Edited by M. Weil, Vienna University of Technology, Austria (Received 5 July 2018; accepted 24 July 2018; online 27 July 2018)

The title compound, Ag2Zn2Fe(VO4)3, has been synthesized by solid-state reactions and belongs to the alluaudite structure family. In the crystal structure, four sites are positioned at special positions. One silver site is located on an inversion centre (Wyckoff position 4b), and an additional silver site, as well as one zinc and one vanadium site, on twofold rotation axes (4e). One site on a general position is statistically occupied by FeIII and ZnII cations that are octa­hedrally surrounded by O atoms. The three-dimensional framework structure of the title vanadate results from [(Zn,Fe)2O10] units of edge-sharing [(Zn,Fe)O6] octa­hedra that alternate with [ZnO6] octa­hedra so as to form infinite chains parallel to [10[\overline{1}]]. These chains are linked through VO4 tetra­hedra by sharing vertices, giving rise to layers extending parallel to (010). Such layers are shared by common vanadate tetra­hedra. The resulting three-dimensional framework delimits two types of channels parallel to [001] in which the silver sites are located with four- and sixfold coordination by oxygen.

1. Chemical context

The crystal structure of the mineral alluaudite with general formula A(1)A(2)M(1)M(2)2(XO4)3 was determined nearly fifty years ago by Moore (1971[Moore, P. B. (1971). Am. Mineral. 56, 1955-1975.]). In the structure, the two A sites can be occupied by mono- or divalent cations of medium size, and the M(1) and M(2) sites can accommodate di- or trivalent cations, which are generally transition metals and are octa­hedrally surrounded. The specific feature of the alluaudite structure is the existence of two channels parallel to [001] in which the A-site cations are located. As a result, alluaudite-type compounds can exhibit electronic and/or ionic conductivity (Hatert, 2008[Hatert, F. (2008). J. Solid State Chem. 181, 1258-1272.]). In addition, alluaudite-type compounds have been reported as materials for fossil energy conversion, as sensor materials and storage energy materials (Korzenski et al., 1998[Korzenski, M. B., Schimek, G. L., Kolis, J. W. & Long, G. J. (1998). J. Solid State Chem. 139, 152-160.]), and as materials used in catalysis (Kacimi et al., 2005[Kacimi, M., Ziyad, M. & Hatert, F. (2005). Mater. Res. Bull. 40, 682-693.]).

----------

• [What to do]
Please explain, in one to three sentences and based on the alluaudite text above, why alluaudite-type compounds can exhibit electronic and/or ionic conductivity.

• [Entries shown]
----------

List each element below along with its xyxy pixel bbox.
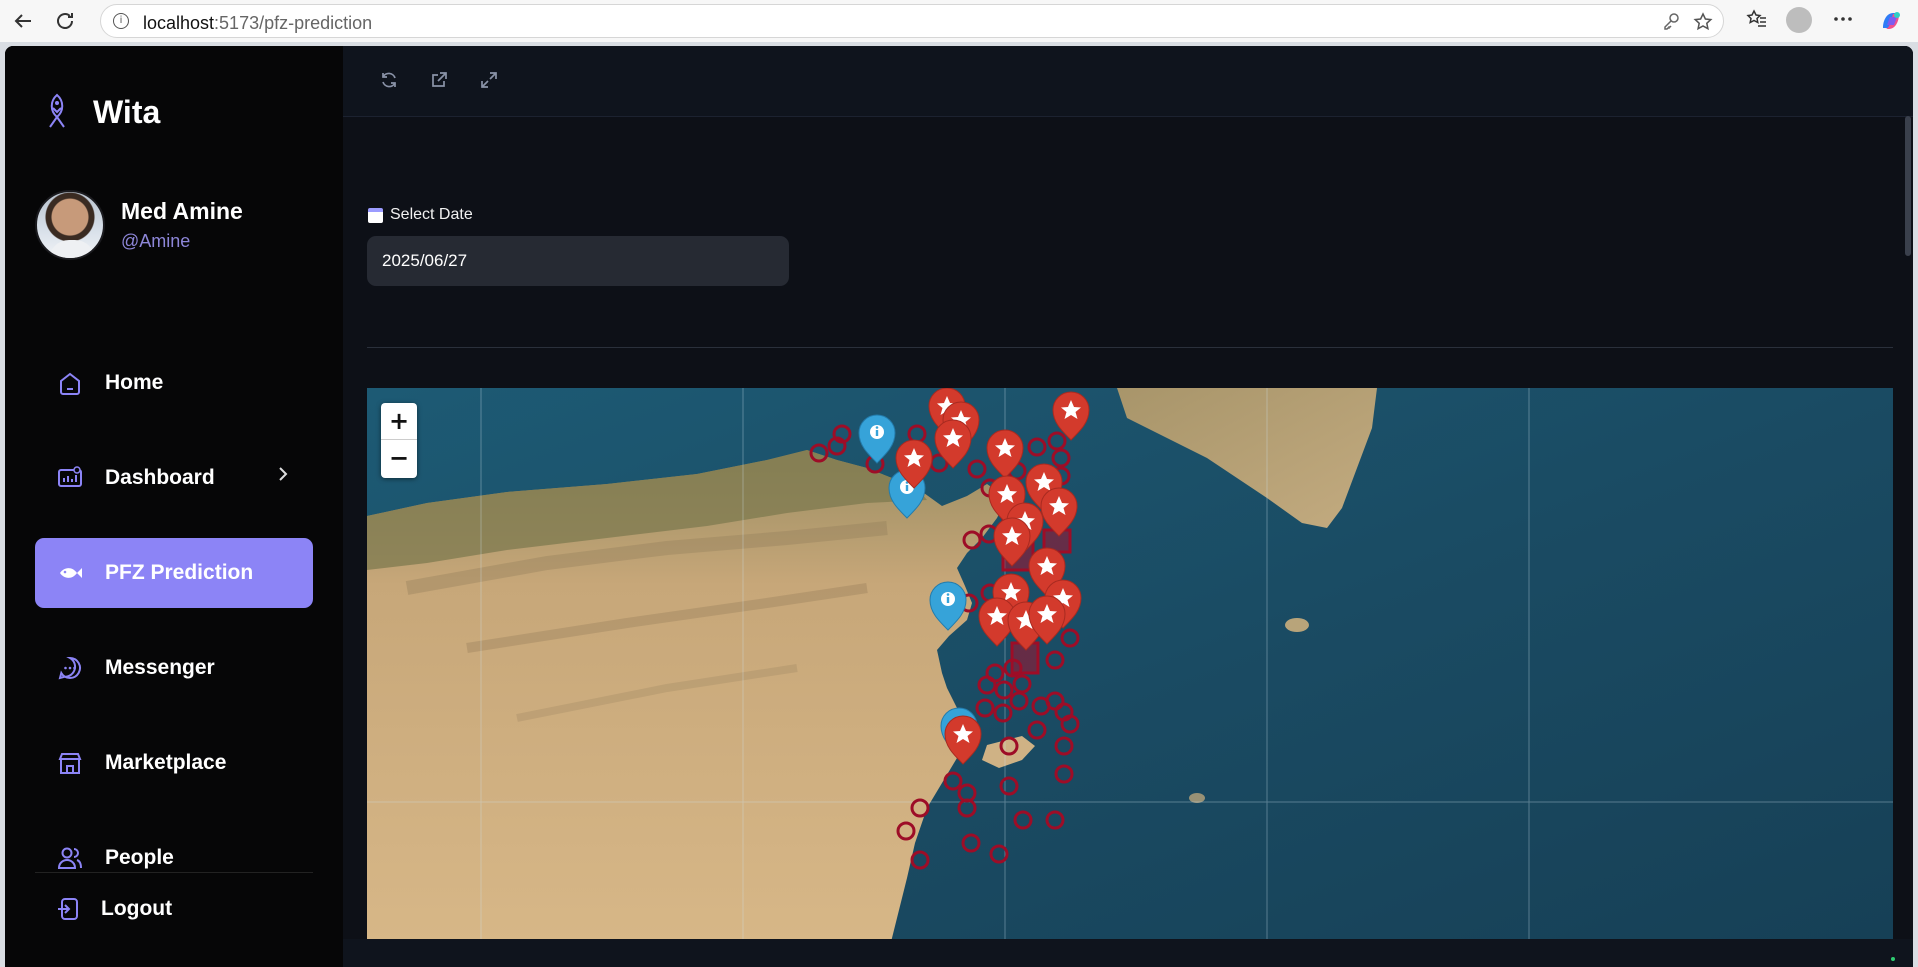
brand-name: Wita [93, 93, 161, 130]
zoom-out-button[interactable]: − [381, 440, 417, 477]
pfz-map[interactable]: + − [367, 388, 1893, 967]
user-profile[interactable]: Med Amine @Amine [35, 190, 243, 260]
sidebar-item-messenger[interactable]: Messenger [35, 633, 313, 703]
dashboard-icon [55, 463, 85, 493]
info-pin [929, 581, 967, 631]
people-icon [55, 843, 85, 873]
sidebar-menu: Home Dashboard PFZ Prediction Messenger … [35, 348, 313, 918]
refresh-icon[interactable] [375, 66, 403, 94]
calendar-icon [368, 207, 383, 223]
site-info-icon[interactable]: i [113, 13, 129, 29]
more-options-icon[interactable] [1830, 8, 1856, 34]
sidebar-item-pfz-prediction[interactable]: PFZ Prediction [35, 538, 313, 608]
menu-divider [35, 872, 313, 873]
pfz-star-pin [944, 715, 982, 765]
fullscreen-icon[interactable] [475, 66, 503, 94]
back-icon[interactable] [8, 6, 38, 36]
profile-icon[interactable] [1786, 7, 1812, 33]
url-text: localhost:5173/pfz-prediction [143, 13, 373, 33]
pfz-markers [809, 388, 1090, 870]
zoom-control: + − [381, 403, 417, 478]
sidebar-item-label: PFZ Prediction [105, 561, 254, 584]
copilot-icon[interactable] [1878, 8, 1904, 34]
divider [367, 347, 1893, 348]
fish-logo-icon [49, 93, 65, 128]
external-link-icon[interactable] [425, 66, 453, 94]
user-name: Med Amine [121, 198, 243, 224]
sidebar-item-label: Messenger [105, 656, 215, 679]
chat-icon [55, 653, 85, 683]
logout-icon [55, 894, 85, 924]
pfz-star-pin [986, 429, 1024, 479]
date-input[interactable] [367, 236, 789, 286]
scrollbar[interactable] [1905, 116, 1911, 256]
sidebar-item-people[interactable]: People [35, 823, 313, 893]
sidebar-item-label: Dashboard [105, 466, 215, 489]
address-bar[interactable]: i localhost:5173/pfz-prediction [100, 4, 1724, 38]
avatar [35, 190, 105, 260]
fish-icon [55, 558, 85, 588]
favorite-star-icon[interactable] [1693, 12, 1713, 32]
logout-button[interactable]: Logout [55, 884, 172, 934]
sidebar-item-label: Marketplace [105, 751, 227, 774]
map-toolbar [343, 46, 1913, 117]
user-handle: @Amine [121, 231, 191, 251]
browser-toolbar: i localhost:5173/pfz-prediction [0, 0, 1918, 42]
store-icon [55, 748, 85, 778]
info-pin [858, 414, 896, 464]
home-icon [55, 368, 85, 398]
key-icon[interactable] [1661, 12, 1681, 32]
bottom-strip [343, 939, 1913, 967]
pfz-star-pin [934, 419, 972, 469]
sidebar: Wita Med Amine @Amine Home Dashboard PFZ… [5, 46, 343, 967]
chevron-right-icon [277, 465, 289, 488]
sidebar-item-dashboard[interactable]: Dashboard [35, 443, 313, 513]
content: Select Date 2025/06/27 + − [343, 118, 1913, 967]
status-dot [1891, 957, 1895, 961]
reload-icon[interactable] [50, 6, 80, 36]
sidebar-item-label: People [105, 846, 174, 869]
sidebar-item-label: Home [105, 371, 164, 394]
date-label: Select Date [368, 206, 473, 224]
logout-label: Logout [101, 897, 173, 920]
sidebar-item-home[interactable]: Home [35, 348, 313, 418]
zoom-in-button[interactable]: + [381, 403, 417, 440]
app-window: Wita Med Amine @Amine Home Dashboard PFZ… [5, 46, 1913, 967]
favorites-icon[interactable] [1744, 8, 1770, 34]
brand[interactable]: Wita [41, 92, 160, 132]
sidebar-item-marketplace[interactable]: Marketplace [35, 728, 313, 798]
main-panel: Select Date 2025/06/27 + − [343, 46, 1913, 967]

----------

• [Solved exercise]
The alluaudite structure has two channels parallel to [001], and the A-site cations sit in them. This channel arrangement is why alluaudite-type compounds can show electronic and/or ionic conductivity.